-- RECORD EXCERPTS start --

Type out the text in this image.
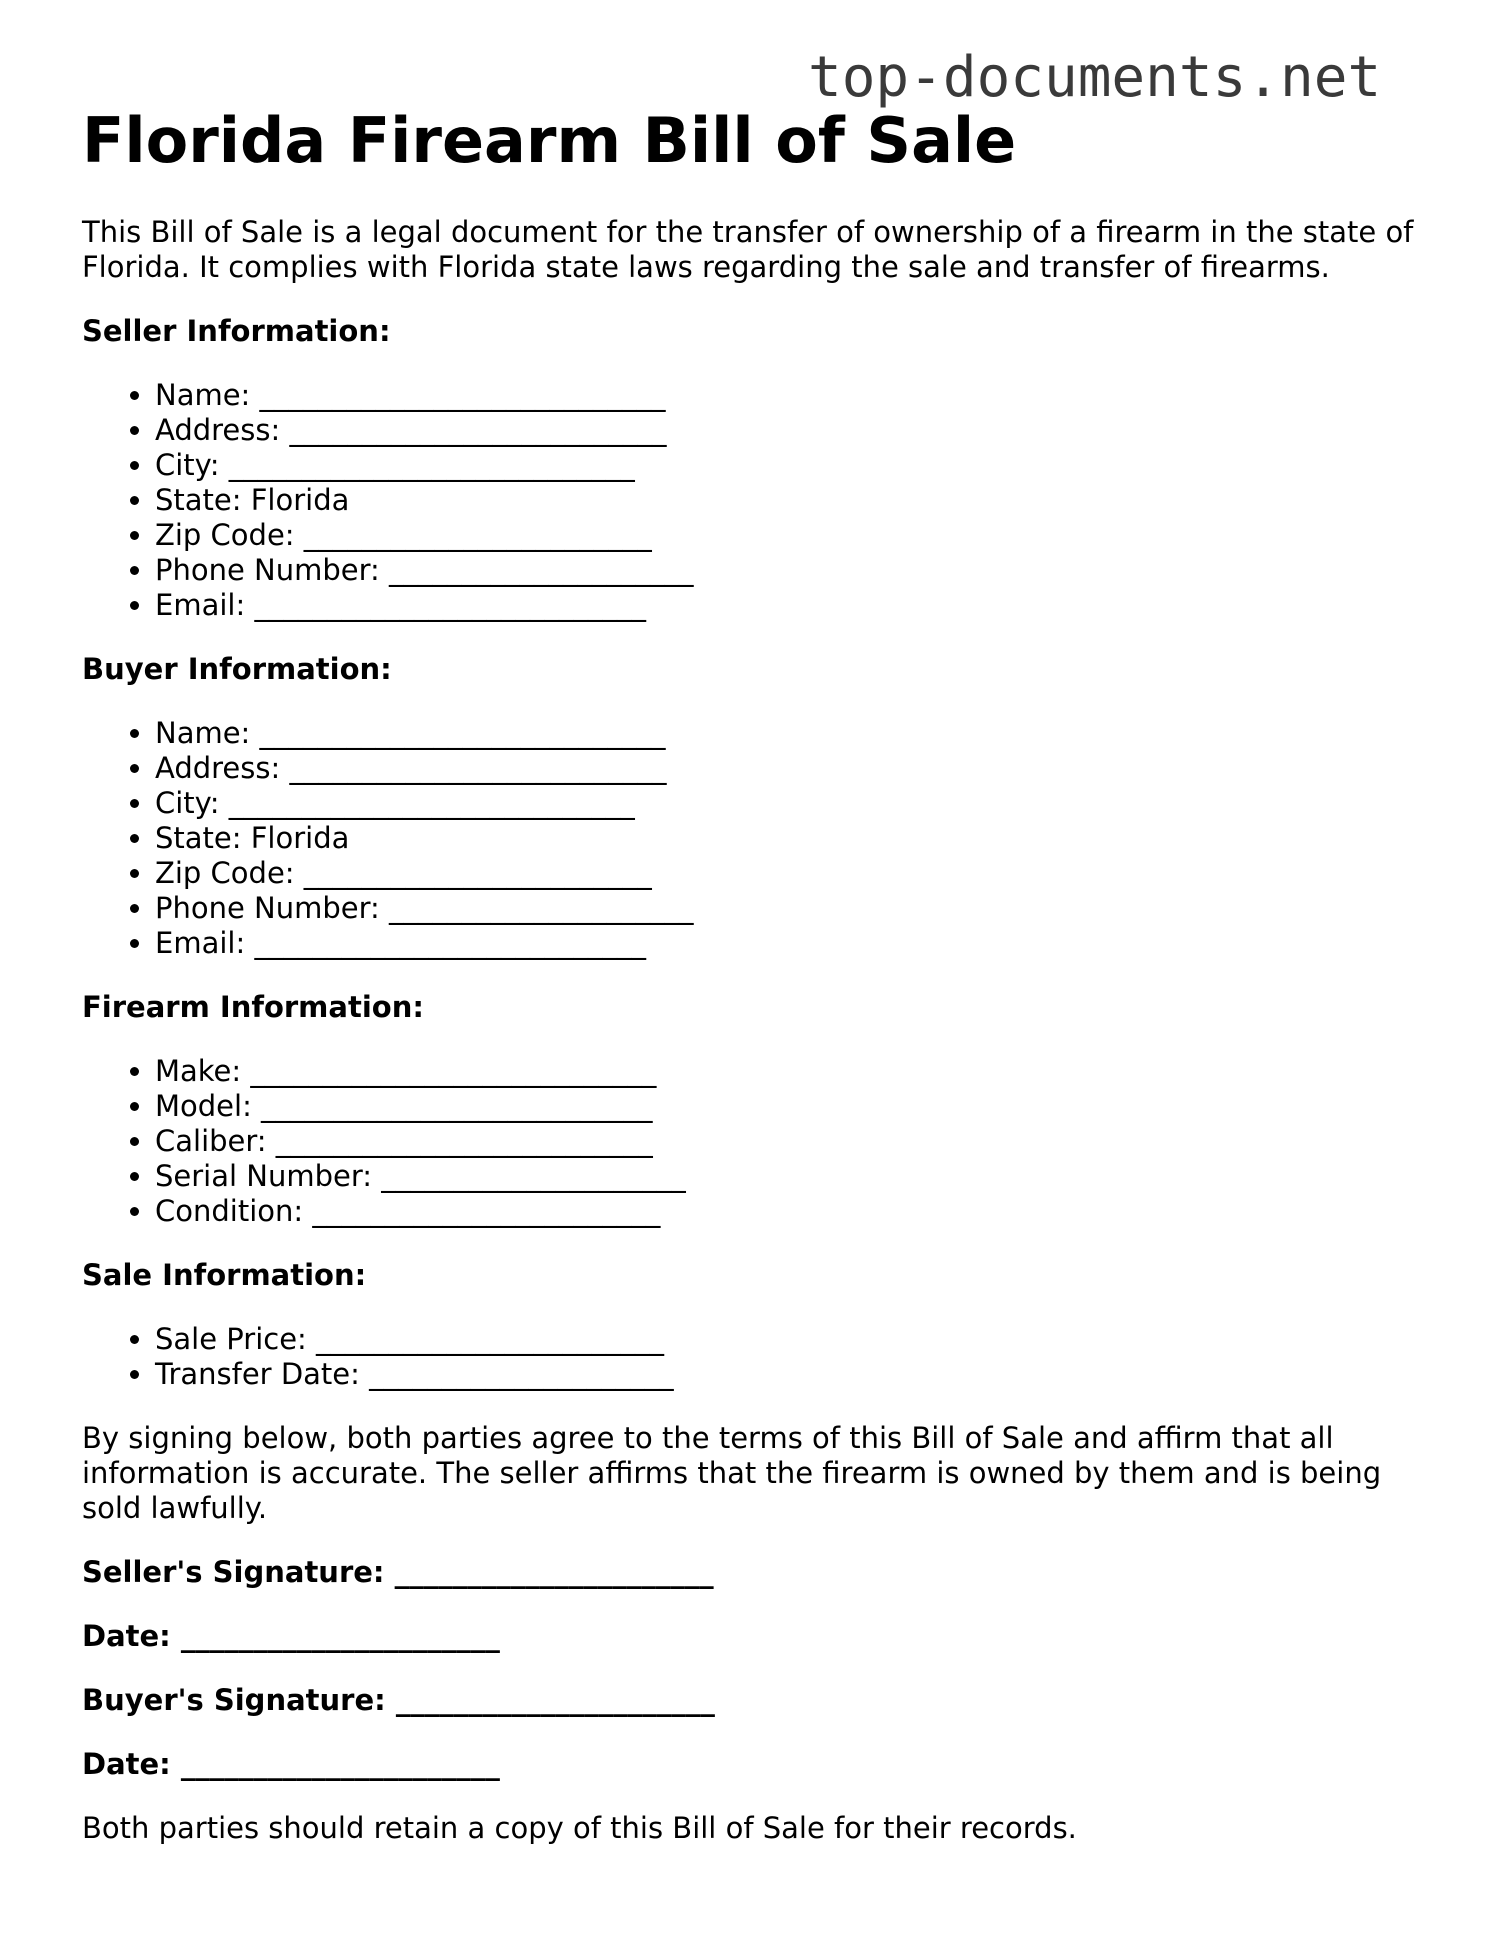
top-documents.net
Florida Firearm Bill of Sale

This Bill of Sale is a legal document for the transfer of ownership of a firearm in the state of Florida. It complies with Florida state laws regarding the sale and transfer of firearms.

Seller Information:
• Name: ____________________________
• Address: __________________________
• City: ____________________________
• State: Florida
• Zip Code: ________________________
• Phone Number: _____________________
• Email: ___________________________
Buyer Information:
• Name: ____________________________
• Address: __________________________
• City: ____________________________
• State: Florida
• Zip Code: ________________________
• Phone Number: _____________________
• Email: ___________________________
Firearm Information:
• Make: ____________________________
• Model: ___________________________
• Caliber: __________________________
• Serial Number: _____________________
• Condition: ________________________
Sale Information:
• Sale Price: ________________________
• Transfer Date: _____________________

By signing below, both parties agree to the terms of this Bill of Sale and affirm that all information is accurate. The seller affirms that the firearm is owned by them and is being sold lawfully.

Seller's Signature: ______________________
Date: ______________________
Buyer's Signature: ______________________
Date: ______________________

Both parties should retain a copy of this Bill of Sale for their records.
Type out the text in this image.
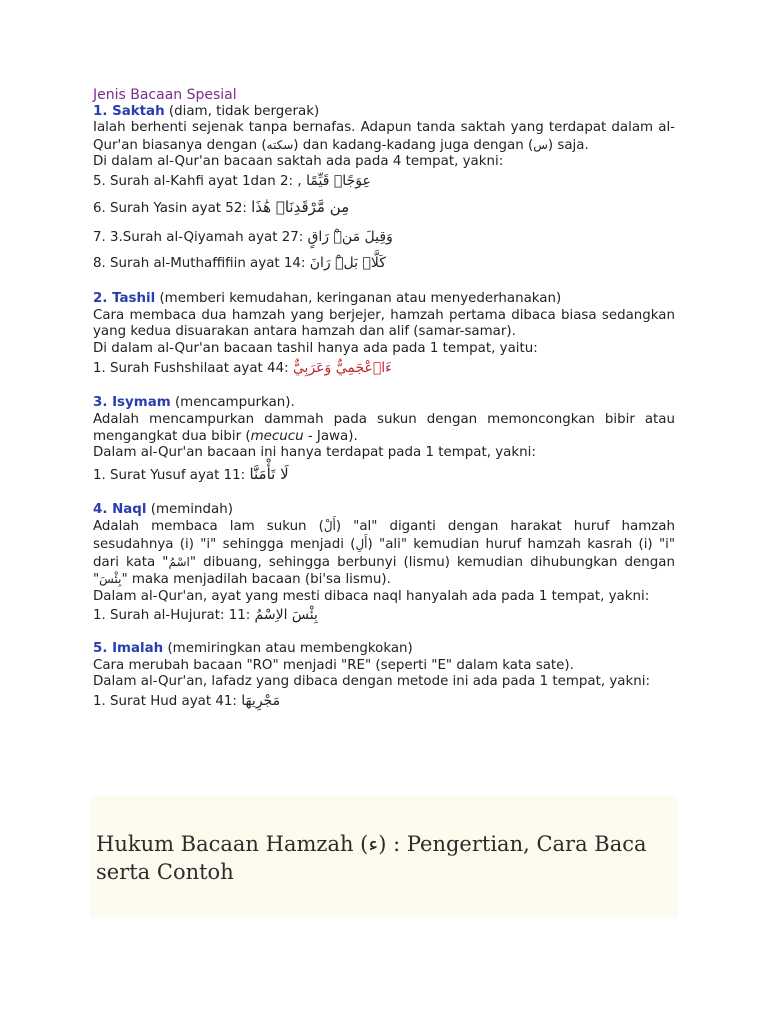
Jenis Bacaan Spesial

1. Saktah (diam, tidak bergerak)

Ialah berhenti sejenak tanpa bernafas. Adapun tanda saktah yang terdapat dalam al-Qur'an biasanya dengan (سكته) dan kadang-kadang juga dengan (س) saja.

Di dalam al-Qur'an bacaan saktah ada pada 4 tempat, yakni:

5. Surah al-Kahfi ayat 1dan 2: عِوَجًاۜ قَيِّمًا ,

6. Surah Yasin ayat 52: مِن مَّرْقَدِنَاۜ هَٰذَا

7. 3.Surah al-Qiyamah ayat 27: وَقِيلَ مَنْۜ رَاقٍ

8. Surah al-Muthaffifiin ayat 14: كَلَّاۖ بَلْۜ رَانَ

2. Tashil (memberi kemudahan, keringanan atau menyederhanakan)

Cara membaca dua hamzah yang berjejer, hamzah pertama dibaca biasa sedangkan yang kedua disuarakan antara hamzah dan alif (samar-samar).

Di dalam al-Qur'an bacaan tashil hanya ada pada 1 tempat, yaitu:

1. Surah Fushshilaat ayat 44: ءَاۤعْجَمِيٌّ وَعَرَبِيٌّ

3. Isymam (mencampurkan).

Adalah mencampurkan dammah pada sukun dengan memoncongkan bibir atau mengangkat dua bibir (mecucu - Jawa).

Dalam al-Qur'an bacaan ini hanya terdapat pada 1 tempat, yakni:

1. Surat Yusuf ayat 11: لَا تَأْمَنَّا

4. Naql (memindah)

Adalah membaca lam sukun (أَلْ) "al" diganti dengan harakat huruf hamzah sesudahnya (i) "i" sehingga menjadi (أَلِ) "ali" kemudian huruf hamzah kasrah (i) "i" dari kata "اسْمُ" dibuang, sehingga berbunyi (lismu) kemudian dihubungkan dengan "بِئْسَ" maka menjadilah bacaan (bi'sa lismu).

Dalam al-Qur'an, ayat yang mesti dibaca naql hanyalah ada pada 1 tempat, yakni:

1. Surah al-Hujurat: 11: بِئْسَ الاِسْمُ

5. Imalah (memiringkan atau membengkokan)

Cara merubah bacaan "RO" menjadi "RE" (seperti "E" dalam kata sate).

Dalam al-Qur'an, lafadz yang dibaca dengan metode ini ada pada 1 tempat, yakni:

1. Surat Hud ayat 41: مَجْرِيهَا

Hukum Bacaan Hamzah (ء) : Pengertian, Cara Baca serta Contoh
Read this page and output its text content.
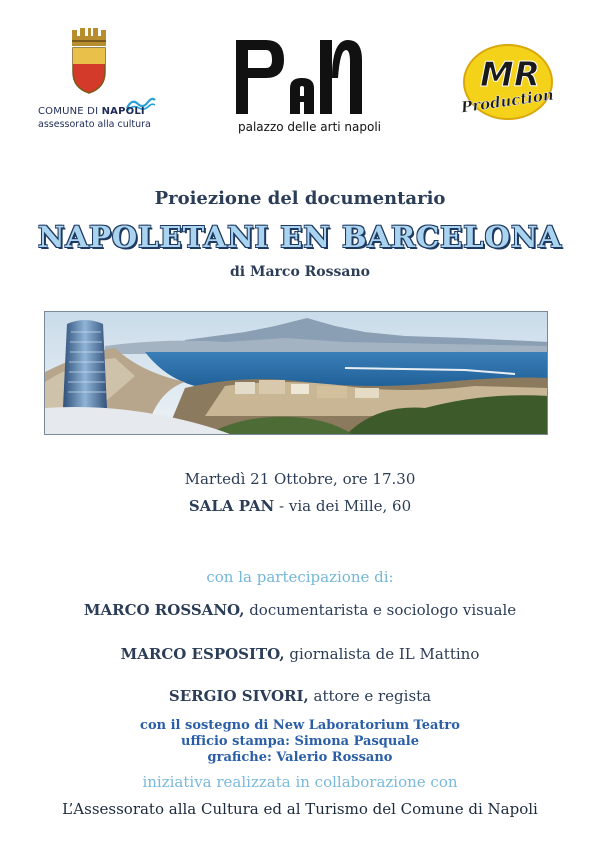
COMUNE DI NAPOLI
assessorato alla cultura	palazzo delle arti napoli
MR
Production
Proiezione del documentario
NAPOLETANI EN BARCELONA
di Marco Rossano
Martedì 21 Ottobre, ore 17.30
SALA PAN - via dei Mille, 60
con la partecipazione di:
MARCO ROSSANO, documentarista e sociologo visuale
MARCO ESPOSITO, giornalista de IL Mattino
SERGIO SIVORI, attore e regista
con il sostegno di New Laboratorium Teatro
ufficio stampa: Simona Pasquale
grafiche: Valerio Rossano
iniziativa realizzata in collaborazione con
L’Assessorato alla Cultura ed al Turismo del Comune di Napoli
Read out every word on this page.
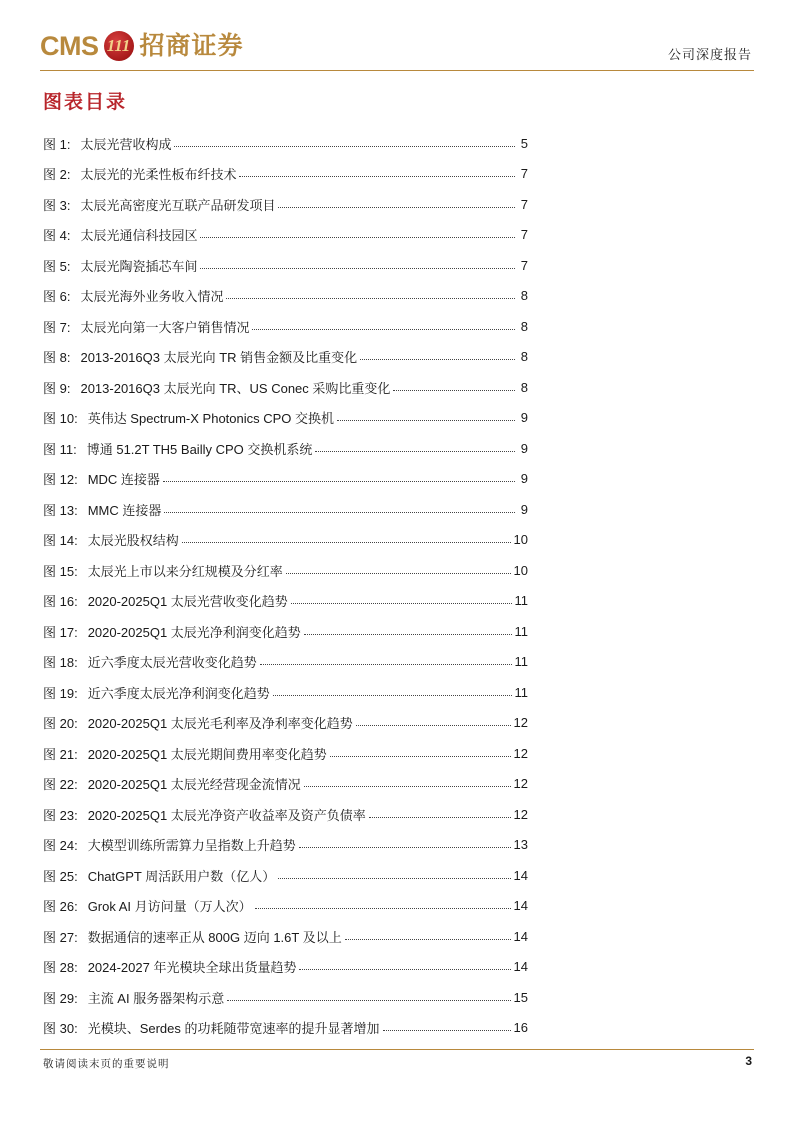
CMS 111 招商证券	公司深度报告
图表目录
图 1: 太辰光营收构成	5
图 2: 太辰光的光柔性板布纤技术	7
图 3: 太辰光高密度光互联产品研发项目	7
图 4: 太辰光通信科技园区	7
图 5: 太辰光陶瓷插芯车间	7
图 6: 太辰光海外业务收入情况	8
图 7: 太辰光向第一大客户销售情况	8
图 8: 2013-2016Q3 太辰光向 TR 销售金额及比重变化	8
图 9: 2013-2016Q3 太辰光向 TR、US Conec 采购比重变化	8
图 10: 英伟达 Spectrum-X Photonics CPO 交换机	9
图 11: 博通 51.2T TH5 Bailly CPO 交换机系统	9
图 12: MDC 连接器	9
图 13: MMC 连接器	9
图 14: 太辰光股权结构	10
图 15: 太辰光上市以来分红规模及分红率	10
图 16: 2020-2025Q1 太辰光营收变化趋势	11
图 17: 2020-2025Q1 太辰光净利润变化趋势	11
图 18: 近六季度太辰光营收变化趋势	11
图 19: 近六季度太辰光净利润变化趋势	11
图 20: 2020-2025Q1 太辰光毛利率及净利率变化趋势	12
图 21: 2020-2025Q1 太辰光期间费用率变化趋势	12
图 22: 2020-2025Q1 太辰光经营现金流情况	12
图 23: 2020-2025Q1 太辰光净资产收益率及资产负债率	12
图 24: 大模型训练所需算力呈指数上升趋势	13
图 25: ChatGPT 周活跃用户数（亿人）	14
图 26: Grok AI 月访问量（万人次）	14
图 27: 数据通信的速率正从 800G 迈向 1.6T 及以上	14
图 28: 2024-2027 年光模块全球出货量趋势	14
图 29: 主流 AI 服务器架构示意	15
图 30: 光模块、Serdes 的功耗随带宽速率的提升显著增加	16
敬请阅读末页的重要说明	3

-- RECORD EXCERPTS end --

THE PROBLEM:
Your task is to repeat the data above exactly while excluding the pictures.

RIGHT ANSWER:
Type out the text in this image.
top-documents.net
Florida Firearm Bill of Sale

This Bill of Sale is a legal document for the transfer of ownership of a firearm in the state of Florida. It complies with Florida state laws regarding the sale and transfer of firearms.

Seller Information:
• Name: ____________________________
• Address: __________________________
• City: ____________________________
• State: Florida
• Zip Code: ________________________
• Phone Number: _____________________
• Email: ___________________________
Buyer Information:
• Name: ____________________________
• Address: __________________________
• City: ____________________________
• State: Florida
• Zip Code: ________________________
• Phone Number: _____________________
• Email: ___________________________
Firearm Information:
• Make: ____________________________
• Model: ___________________________
• Caliber: __________________________
• Serial Number: _____________________
• Condition: ________________________
Sale Information:
• Sale Price: ________________________
• Transfer Date: _____________________

By signing below, both parties agree to the terms of this Bill of Sale and affirm that all information is accurate. The seller affirms that the firearm is owned by them and is being sold lawfully.

Seller's Signature: ______________________
Date: ______________________
Buyer's Signature: ______________________
Date: ______________________

Both parties should retain a copy of this Bill of Sale for their records.
Type out the text in this image.
Jenis Bacaan Spesial

1. Saktah (diam, tidak bergerak)

Ialah berhenti sejenak tanpa bernafas. Adapun tanda saktah yang terdapat dalam al-Qur'an biasanya dengan (سكته) dan kadang-kadang juga dengan (س) saja.

Di dalam al-Qur'an bacaan saktah ada pada 4 tempat, yakni:

5. Surah al-Kahfi ayat 1dan 2: عِوَجًاۜ قَيِّمًا ,

6. Surah Yasin ayat 52: مِن مَّرْقَدِنَاۜ هَٰذَا

7. 3.Surah al-Qiyamah ayat 27: وَقِيلَ مَنْۜ رَاقٍ

8. Surah al-Muthaffifiin ayat 14: كَلَّاۖ بَلْۜ رَانَ

2. Tashil (memberi kemudahan, keringanan atau menyederhanakan)

Cara membaca dua hamzah yang berjejer, hamzah pertama dibaca biasa sedangkan yang kedua disuarakan antara hamzah dan alif (samar-samar).

Di dalam al-Qur'an bacaan tashil hanya ada pada 1 tempat, yaitu:

1. Surah Fushshilaat ayat 44: ءَاۤعْجَمِيٌّ وَعَرَبِيٌّ

3. Isymam (mencampurkan).

Adalah mencampurkan dammah pada sukun dengan memoncongkan bibir atau mengangkat dua bibir (mecucu - Jawa).

Dalam al-Qur'an bacaan ini hanya terdapat pada 1 tempat, yakni:

1. Surat Yusuf ayat 11: لَا تَأْمَنَّا

4. Naql (memindah)

Adalah membaca lam sukun (أَلْ) "al" diganti dengan harakat huruf hamzah sesudahnya (i) "i" sehingga menjadi (أَلِ) "ali" kemudian huruf hamzah kasrah (i) "i" dari kata "اسْمُ" dibuang, sehingga berbunyi (lismu) kemudian dihubungkan dengan "بِئْسَ" maka menjadilah bacaan (bi'sa lismu).

Dalam al-Qur'an, ayat yang mesti dibaca naql hanyalah ada pada 1 tempat, yakni:

1. Surah al-Hujurat: 11: بِئْسَ الاِسْمُ

5. Imalah (memiringkan atau membengkokan)

Cara merubah bacaan "RO" menjadi "RE" (seperti "E" dalam kata sate).

Dalam al-Qur'an, lafadz yang dibaca dengan metode ini ada pada 1 tempat, yakni:

1. Surat Hud ayat 41: مَجْرِيهَا

Hukum Bacaan Hamzah (ء) : Pengertian, Cara Baca serta Contoh
Read this page and output its text content.
COMUNE DI NAPOLI
assessorato alla cultura	palazzo delle arti napoli
MR
Production
Proiezione del documentario
NAPOLETANI EN BARCELONA
di Marco Rossano
Martedì 21 Ottobre, ore 17.30
SALA PAN - via dei Mille, 60
con la partecipazione di:
MARCO ROSSANO, documentarista e sociologo visuale
MARCO ESPOSITO, giornalista de IL Mattino
SERGIO SIVORI, attore e regista
con il sostegno di New Laboratorium Teatro
ufficio stampa: Simona Pasquale
grafiche: Valerio Rossano
iniziativa realizzata in collaborazione con
L’Assessorato alla Cultura ed al Turismo del Comune di Napoli
Read out every word on this page.
CMS 111 招商证券	公司深度报告
图表目录
图 1: 太辰光营收构成	5
图 2: 太辰光的光柔性板布纤技术	7
图 3: 太辰光高密度光互联产品研发项目	7
图 4: 太辰光通信科技园区	7
图 5: 太辰光陶瓷插芯车间	7
图 6: 太辰光海外业务收入情况	8
图 7: 太辰光向第一大客户销售情况	8
图 8: 2013-2016Q3 太辰光向 TR 销售金额及比重变化	8
图 9: 2013-2016Q3 太辰光向 TR、US Conec 采购比重变化	8
图 10: 英伟达 Spectrum-X Photonics CPO 交换机	9
图 11: 博通 51.2T TH5 Bailly CPO 交换机系统	9
图 12: MDC 连接器	9
图 13: MMC 连接器	9
图 14: 太辰光股权结构	10
图 15: 太辰光上市以来分红规模及分红率	10
图 16: 2020-2025Q1 太辰光营收变化趋势	11
图 17: 2020-2025Q1 太辰光净利润变化趋势	11
图 18: 近六季度太辰光营收变化趋势	11
图 19: 近六季度太辰光净利润变化趋势	11
图 20: 2020-2025Q1 太辰光毛利率及净利率变化趋势	12
图 21: 2020-2025Q1 太辰光期间费用率变化趋势	12
图 22: 2020-2025Q1 太辰光经营现金流情况	12
图 23: 2020-2025Q1 太辰光净资产收益率及资产负债率	12
图 24: 大模型训练所需算力呈指数上升趋势	13
图 25: ChatGPT 周活跃用户数（亿人）	14
图 26: Grok AI 月访问量（万人次）	14
图 27: 数据通信的速率正从 800G 迈向 1.6T 及以上	14
图 28: 2024-2027 年光模块全球出货量趋势	14
图 29: 主流 AI 服务器架构示意	15
图 30: 光模块、Serdes 的功耗随带宽速率的提升显著增加	16
敬请阅读末页的重要说明	3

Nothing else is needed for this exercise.